▶ Problem to solve:
Transcribe every line, keeping it exact.

▶ Provided data:
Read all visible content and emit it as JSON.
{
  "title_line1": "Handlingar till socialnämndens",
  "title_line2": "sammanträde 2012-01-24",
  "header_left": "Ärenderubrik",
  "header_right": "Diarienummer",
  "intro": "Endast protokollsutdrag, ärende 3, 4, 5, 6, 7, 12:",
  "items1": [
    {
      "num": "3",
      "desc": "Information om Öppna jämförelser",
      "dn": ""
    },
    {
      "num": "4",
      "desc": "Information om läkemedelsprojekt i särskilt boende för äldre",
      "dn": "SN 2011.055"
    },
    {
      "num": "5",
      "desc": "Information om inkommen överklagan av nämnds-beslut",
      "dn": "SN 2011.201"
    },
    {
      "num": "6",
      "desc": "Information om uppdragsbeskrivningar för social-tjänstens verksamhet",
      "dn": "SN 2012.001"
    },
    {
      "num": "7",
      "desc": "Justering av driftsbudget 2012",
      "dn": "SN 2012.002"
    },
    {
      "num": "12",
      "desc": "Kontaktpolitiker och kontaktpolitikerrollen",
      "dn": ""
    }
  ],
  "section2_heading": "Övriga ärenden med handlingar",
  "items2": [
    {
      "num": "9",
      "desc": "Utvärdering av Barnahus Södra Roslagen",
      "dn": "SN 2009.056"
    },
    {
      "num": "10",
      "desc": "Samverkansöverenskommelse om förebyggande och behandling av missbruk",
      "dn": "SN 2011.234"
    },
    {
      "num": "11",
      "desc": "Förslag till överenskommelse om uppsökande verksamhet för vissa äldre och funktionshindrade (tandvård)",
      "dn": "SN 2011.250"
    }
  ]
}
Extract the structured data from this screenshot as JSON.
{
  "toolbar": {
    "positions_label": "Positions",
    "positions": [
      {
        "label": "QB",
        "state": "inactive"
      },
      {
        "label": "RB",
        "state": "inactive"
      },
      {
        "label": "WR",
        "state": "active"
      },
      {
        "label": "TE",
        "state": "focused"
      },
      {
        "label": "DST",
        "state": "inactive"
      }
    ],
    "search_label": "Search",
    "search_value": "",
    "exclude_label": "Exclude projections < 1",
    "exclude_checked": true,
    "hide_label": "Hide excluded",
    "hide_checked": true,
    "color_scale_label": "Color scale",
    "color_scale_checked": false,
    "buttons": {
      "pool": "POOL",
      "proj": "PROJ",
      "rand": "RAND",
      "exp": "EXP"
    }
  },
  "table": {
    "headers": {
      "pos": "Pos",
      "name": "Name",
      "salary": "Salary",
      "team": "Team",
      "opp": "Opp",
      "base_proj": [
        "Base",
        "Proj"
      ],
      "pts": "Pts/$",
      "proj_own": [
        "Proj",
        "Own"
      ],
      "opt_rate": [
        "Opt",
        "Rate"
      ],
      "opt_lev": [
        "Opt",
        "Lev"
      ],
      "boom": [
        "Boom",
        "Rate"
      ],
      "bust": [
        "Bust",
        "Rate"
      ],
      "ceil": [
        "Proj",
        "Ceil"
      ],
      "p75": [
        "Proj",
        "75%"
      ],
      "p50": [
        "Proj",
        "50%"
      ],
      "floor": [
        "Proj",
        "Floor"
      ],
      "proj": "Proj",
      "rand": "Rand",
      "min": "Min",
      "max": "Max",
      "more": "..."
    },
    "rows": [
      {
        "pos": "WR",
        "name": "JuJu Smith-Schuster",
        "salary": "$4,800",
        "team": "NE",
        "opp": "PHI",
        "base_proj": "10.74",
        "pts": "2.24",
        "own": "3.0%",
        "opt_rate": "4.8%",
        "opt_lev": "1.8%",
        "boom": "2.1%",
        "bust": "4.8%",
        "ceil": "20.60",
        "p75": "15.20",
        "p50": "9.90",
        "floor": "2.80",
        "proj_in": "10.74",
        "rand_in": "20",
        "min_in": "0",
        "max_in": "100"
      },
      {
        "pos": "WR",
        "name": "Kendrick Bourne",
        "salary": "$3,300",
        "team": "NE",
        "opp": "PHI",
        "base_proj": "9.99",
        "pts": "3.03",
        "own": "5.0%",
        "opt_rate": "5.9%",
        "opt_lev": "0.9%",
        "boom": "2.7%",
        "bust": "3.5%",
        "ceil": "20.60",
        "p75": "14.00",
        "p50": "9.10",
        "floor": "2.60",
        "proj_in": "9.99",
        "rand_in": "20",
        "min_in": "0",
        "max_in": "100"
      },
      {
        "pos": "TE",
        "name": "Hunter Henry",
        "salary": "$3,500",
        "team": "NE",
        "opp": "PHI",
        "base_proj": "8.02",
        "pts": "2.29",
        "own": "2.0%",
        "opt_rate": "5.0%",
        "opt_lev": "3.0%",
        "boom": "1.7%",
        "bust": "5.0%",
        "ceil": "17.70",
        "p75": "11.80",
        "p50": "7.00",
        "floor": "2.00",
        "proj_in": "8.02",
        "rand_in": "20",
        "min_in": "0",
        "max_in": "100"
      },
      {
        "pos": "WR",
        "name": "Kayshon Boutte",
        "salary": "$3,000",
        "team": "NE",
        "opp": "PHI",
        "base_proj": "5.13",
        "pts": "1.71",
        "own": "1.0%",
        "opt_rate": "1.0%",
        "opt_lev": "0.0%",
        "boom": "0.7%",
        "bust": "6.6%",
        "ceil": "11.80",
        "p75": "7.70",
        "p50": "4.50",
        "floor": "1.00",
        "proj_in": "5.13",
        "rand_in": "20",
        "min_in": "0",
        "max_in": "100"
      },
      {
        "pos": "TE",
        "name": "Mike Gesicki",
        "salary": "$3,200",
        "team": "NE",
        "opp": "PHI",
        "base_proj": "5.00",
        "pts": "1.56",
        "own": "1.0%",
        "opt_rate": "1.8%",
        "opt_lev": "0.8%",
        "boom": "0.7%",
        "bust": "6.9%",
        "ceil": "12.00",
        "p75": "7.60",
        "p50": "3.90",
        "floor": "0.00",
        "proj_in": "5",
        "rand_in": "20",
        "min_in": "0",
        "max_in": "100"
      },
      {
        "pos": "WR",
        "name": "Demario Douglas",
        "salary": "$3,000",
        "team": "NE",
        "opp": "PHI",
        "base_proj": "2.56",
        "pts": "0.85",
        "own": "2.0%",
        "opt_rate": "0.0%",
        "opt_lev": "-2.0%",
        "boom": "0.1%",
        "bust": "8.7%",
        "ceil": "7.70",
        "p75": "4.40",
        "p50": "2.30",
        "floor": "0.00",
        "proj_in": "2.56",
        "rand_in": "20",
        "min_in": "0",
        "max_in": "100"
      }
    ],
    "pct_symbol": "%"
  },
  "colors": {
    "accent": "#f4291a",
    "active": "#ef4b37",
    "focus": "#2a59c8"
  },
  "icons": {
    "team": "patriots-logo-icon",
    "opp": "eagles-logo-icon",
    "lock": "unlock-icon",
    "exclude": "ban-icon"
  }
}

▶ Solution for this exercise:
Read all visible content and emit it as JSON.
{
  "title_line1": "Handlingar till socialnämndens",
  "title_line2": "sammanträde 2012-01-24",
  "header_left": "Ärenderubrik",
  "header_right": "Diarienummer",
  "intro": "Endast protokollsutdrag, ärende 3, 4, 5, 6, 7, 12:",
  "items1": [
    {
      "num": "3",
      "desc": "Information om Öppna jämförelser",
      "dn": ""
    },
    {
      "num": "4",
      "desc": "Information om läkemedelsprojekt i särskilt boende för äldre",
      "dn": "SN 2011.055"
    },
    {
      "num": "5",
      "desc": "Information om inkommen överklagan av nämnds-beslut",
      "dn": "SN 2011.201"
    },
    {
      "num": "6",
      "desc": "Information om uppdragsbeskrivningar för social-tjänstens verksamhet",
      "dn": "SN 2012.001"
    },
    {
      "num": "7",
      "desc": "Justering av driftsbudget 2012",
      "dn": "SN 2012.002"
    },
    {
      "num": "12",
      "desc": "Kontaktpolitiker och kontaktpolitikerrollen",
      "dn": ""
    }
  ],
  "section2_heading": "Övriga ärenden med handlingar",
  "items2": [
    {
      "num": "9",
      "desc": "Utvärdering av Barnahus Södra Roslagen",
      "dn": "SN 2009.056"
    },
    {
      "num": "10",
      "desc": "Samverkansöverenskommelse om förebyggande och behandling av missbruk",
      "dn": "SN 2011.234"
    },
    {
      "num": "11",
      "desc": "Förslag till överenskommelse om uppsökande verksamhet för vissa äldre och funktionshindrade (tandvård)",
      "dn": "SN 2011.250"
    }
  ]
}
Extract the structured data from this screenshot as JSON.
{
  "toolbar": {
    "positions_label": "Positions",
    "positions": [
      {
        "label": "QB",
        "state": "inactive"
      },
      {
        "label": "RB",
        "state": "inactive"
      },
      {
        "label": "WR",
        "state": "active"
      },
      {
        "label": "TE",
        "state": "focused"
      },
      {
        "label": "DST",
        "state": "inactive"
      }
    ],
    "search_label": "Search",
    "search_value": "",
    "exclude_label": "Exclude projections < 1",
    "exclude_checked": true,
    "hide_label": "Hide excluded",
    "hide_checked": true,
    "color_scale_label": "Color scale",
    "color_scale_checked": false,
    "buttons": {
      "pool": "POOL",
      "proj": "PROJ",
      "rand": "RAND",
      "exp": "EXP"
    }
  },
  "table": {
    "headers": {
      "pos": "Pos",
      "name": "Name",
      "salary": "Salary",
      "team": "Team",
      "opp": "Opp",
      "base_proj": [
        "Base",
        "Proj"
      ],
      "pts": "Pts/$",
      "proj_own": [
        "Proj",
        "Own"
      ],
      "opt_rate": [
        "Opt",
        "Rate"
      ],
      "opt_lev": [
        "Opt",
        "Lev"
      ],
      "boom": [
        "Boom",
        "Rate"
      ],
      "bust": [
        "Bust",
        "Rate"
      ],
      "ceil": [
        "Proj",
        "Ceil"
      ],
      "p75": [
        "Proj",
        "75%"
      ],
      "p50": [
        "Proj",
        "50%"
      ],
      "floor": [
        "Proj",
        "Floor"
      ],
      "proj": "Proj",
      "rand": "Rand",
      "min": "Min",
      "max": "Max",
      "more": "..."
    },
    "rows": [
      {
        "pos": "WR",
        "name": "JuJu Smith-Schuster",
        "salary": "$4,800",
        "team": "NE",
        "opp": "PHI",
        "base_proj": "10.74",
        "pts": "2.24",
        "own": "3.0%",
        "opt_rate": "4.8%",
        "opt_lev": "1.8%",
        "boom": "2.1%",
        "bust": "4.8%",
        "ceil": "20.60",
        "p75": "15.20",
        "p50": "9.90",
        "floor": "2.80",
        "proj_in": "10.74",
        "rand_in": "20",
        "min_in": "0",
        "max_in": "100"
      },
      {
        "pos": "WR",
        "name": "Kendrick Bourne",
        "salary": "$3,300",
        "team": "NE",
        "opp": "PHI",
        "base_proj": "9.99",
        "pts": "3.03",
        "own": "5.0%",
        "opt_rate": "5.9%",
        "opt_lev": "0.9%",
        "boom": "2.7%",
        "bust": "3.5%",
        "ceil": "20.60",
        "p75": "14.00",
        "p50": "9.10",
        "floor": "2.60",
        "proj_in": "9.99",
        "rand_in": "20",
        "min_in": "0",
        "max_in": "100"
      },
      {
        "pos": "TE",
        "name": "Hunter Henry",
        "salary": "$3,500",
        "team": "NE",
        "opp": "PHI",
        "base_proj": "8.02",
        "pts": "2.29",
        "own": "2.0%",
        "opt_rate": "5.0%",
        "opt_lev": "3.0%",
        "boom": "1.7%",
        "bust": "5.0%",
        "ceil": "17.70",
        "p75": "11.80",
        "p50": "7.00",
        "floor": "2.00",
        "proj_in": "8.02",
        "rand_in": "20",
        "min_in": "0",
        "max_in": "100"
      },
      {
        "pos": "WR",
        "name": "Kayshon Boutte",
        "salary": "$3,000",
        "team": "NE",
        "opp": "PHI",
        "base_proj": "5.13",
        "pts": "1.71",
        "own": "1.0%",
        "opt_rate": "1.0%",
        "opt_lev": "0.0%",
        "boom": "0.7%",
        "bust": "6.6%",
        "ceil": "11.80",
        "p75": "7.70",
        "p50": "4.50",
        "floor": "1.00",
        "proj_in": "5.13",
        "rand_in": "20",
        "min_in": "0",
        "max_in": "100"
      },
      {
        "pos": "TE",
        "name": "Mike Gesicki",
        "salary": "$3,200",
        "team": "NE",
        "opp": "PHI",
        "base_proj": "5.00",
        "pts": "1.56",
        "own": "1.0%",
        "opt_rate": "1.8%",
        "opt_lev": "0.8%",
        "boom": "0.7%",
        "bust": "6.9%",
        "ceil": "12.00",
        "p75": "7.60",
        "p50": "3.90",
        "floor": "0.00",
        "proj_in": "5",
        "rand_in": "20",
        "min_in": "0",
        "max_in": "100"
      },
      {
        "pos": "WR",
        "name": "Demario Douglas",
        "salary": "$3,000",
        "team": "NE",
        "opp": "PHI",
        "base_proj": "2.56",
        "pts": "0.85",
        "own": "2.0%",
        "opt_rate": "0.0%",
        "opt_lev": "-2.0%",
        "boom": "0.1%",
        "bust": "8.7%",
        "ceil": "7.70",
        "p75": "4.40",
        "p50": "2.30",
        "floor": "0.00",
        "proj_in": "2.56",
        "rand_in": "20",
        "min_in": "0",
        "max_in": "100"
      }
    ],
    "pct_symbol": "%"
  },
  "colors": {
    "accent": "#f4291a",
    "active": "#ef4b37",
    "focus": "#2a59c8"
  },
  "icons": {
    "team": "patriots-logo-icon",
    "opp": "eagles-logo-icon",
    "lock": "unlock-icon",
    "exclude": "ban-icon"
  }
}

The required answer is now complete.